--- Begin ---

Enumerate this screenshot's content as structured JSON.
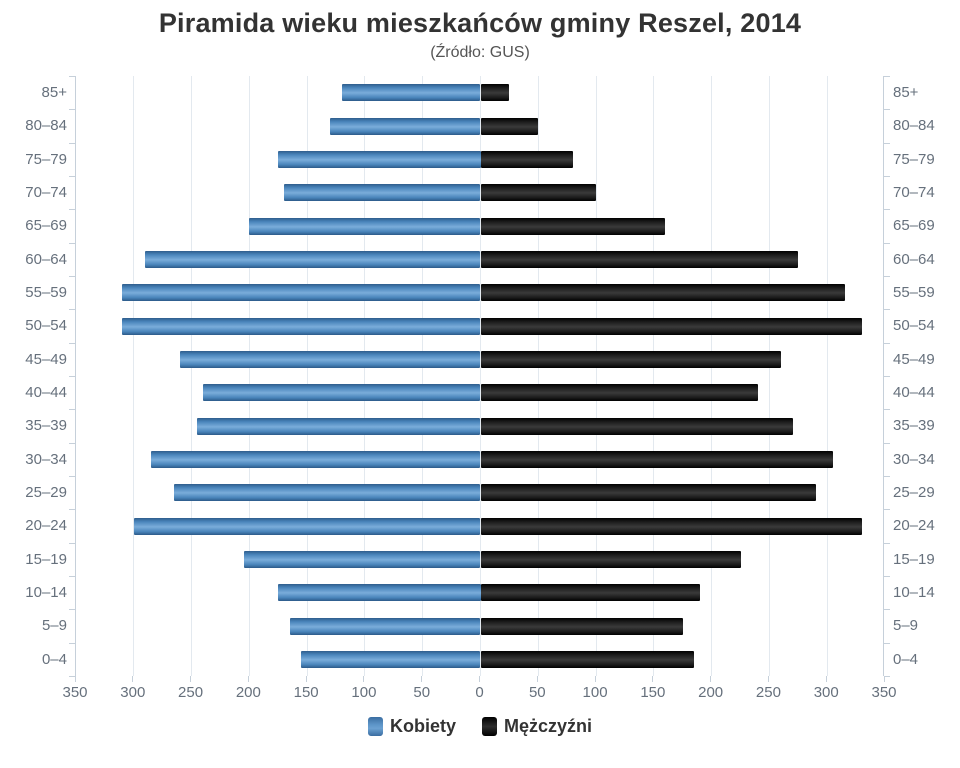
{
  "title": "Piramida wieku mieszkańców gminy Reszel, 2014",
  "subtitle": "(Źródło: GUS)",
  "colors": {
    "women_bar": "#4a86c2",
    "men_bar": "#1a1a1a",
    "gridline": "#e3e9ef",
    "axis_line": "#c6d0da",
    "axis_label": "#66707c",
    "title_text": "#333333"
  },
  "chart_data": {
    "type": "bar",
    "variant": "population-pyramid",
    "title": "Piramida wieku mieszkańców gminy Reszel, 2014",
    "subtitle": "(Źródło: GUS)",
    "categories": [
      "85+",
      "80–84",
      "75–79",
      "70–74",
      "65–69",
      "60–64",
      "55–59",
      "50–54",
      "45–49",
      "40–44",
      "35–39",
      "30–34",
      "25–29",
      "20–24",
      "15–19",
      "10–14",
      "5–9",
      "0–4"
    ],
    "series": [
      {
        "name": "Kobiety",
        "side": "left",
        "color": "#4a86c2",
        "values": [
          120,
          130,
          175,
          170,
          200,
          290,
          310,
          310,
          260,
          240,
          245,
          285,
          265,
          300,
          205,
          175,
          165,
          155
        ]
      },
      {
        "name": "Mężczyźni",
        "side": "right",
        "color": "#1a1a1a",
        "values": [
          25,
          50,
          80,
          100,
          160,
          275,
          315,
          330,
          260,
          240,
          270,
          305,
          290,
          330,
          225,
          190,
          175,
          185
        ]
      }
    ],
    "x_ticks": [
      0,
      50,
      100,
      150,
      200,
      250,
      300,
      350
    ],
    "xlim": [
      0,
      350
    ],
    "xlabel": "",
    "ylabel": "",
    "grid": true,
    "legend_position": "bottom"
  }
}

--- End ---

(Work required): Except for the pictures, copy the material above exactly.

(Output below):
Enumerate this screenshot's content as structured JSON.
{
  "title": "Piramida wieku mieszkańców gminy Reszel, 2014",
  "subtitle": "(Źródło: GUS)",
  "colors": {
    "women_bar": "#4a86c2",
    "men_bar": "#1a1a1a",
    "gridline": "#e3e9ef",
    "axis_line": "#c6d0da",
    "axis_label": "#66707c",
    "title_text": "#333333"
  },
  "chart_data": {
    "type": "bar",
    "variant": "population-pyramid",
    "title": "Piramida wieku mieszkańców gminy Reszel, 2014",
    "subtitle": "(Źródło: GUS)",
    "categories": [
      "85+",
      "80–84",
      "75–79",
      "70–74",
      "65–69",
      "60–64",
      "55–59",
      "50–54",
      "45–49",
      "40–44",
      "35–39",
      "30–34",
      "25–29",
      "20–24",
      "15–19",
      "10–14",
      "5–9",
      "0–4"
    ],
    "series": [
      {
        "name": "Kobiety",
        "side": "left",
        "color": "#4a86c2",
        "values": [
          120,
          130,
          175,
          170,
          200,
          290,
          310,
          310,
          260,
          240,
          245,
          285,
          265,
          300,
          205,
          175,
          165,
          155
        ]
      },
      {
        "name": "Mężczyźni",
        "side": "right",
        "color": "#1a1a1a",
        "values": [
          25,
          50,
          80,
          100,
          160,
          275,
          315,
          330,
          260,
          240,
          270,
          305,
          290,
          330,
          225,
          190,
          175,
          185
        ]
      }
    ],
    "x_ticks": [
      0,
      50,
      100,
      150,
      200,
      250,
      300,
      350
    ],
    "xlim": [
      0,
      350
    ],
    "xlabel": "",
    "ylabel": "",
    "grid": true,
    "legend_position": "bottom"
  }
}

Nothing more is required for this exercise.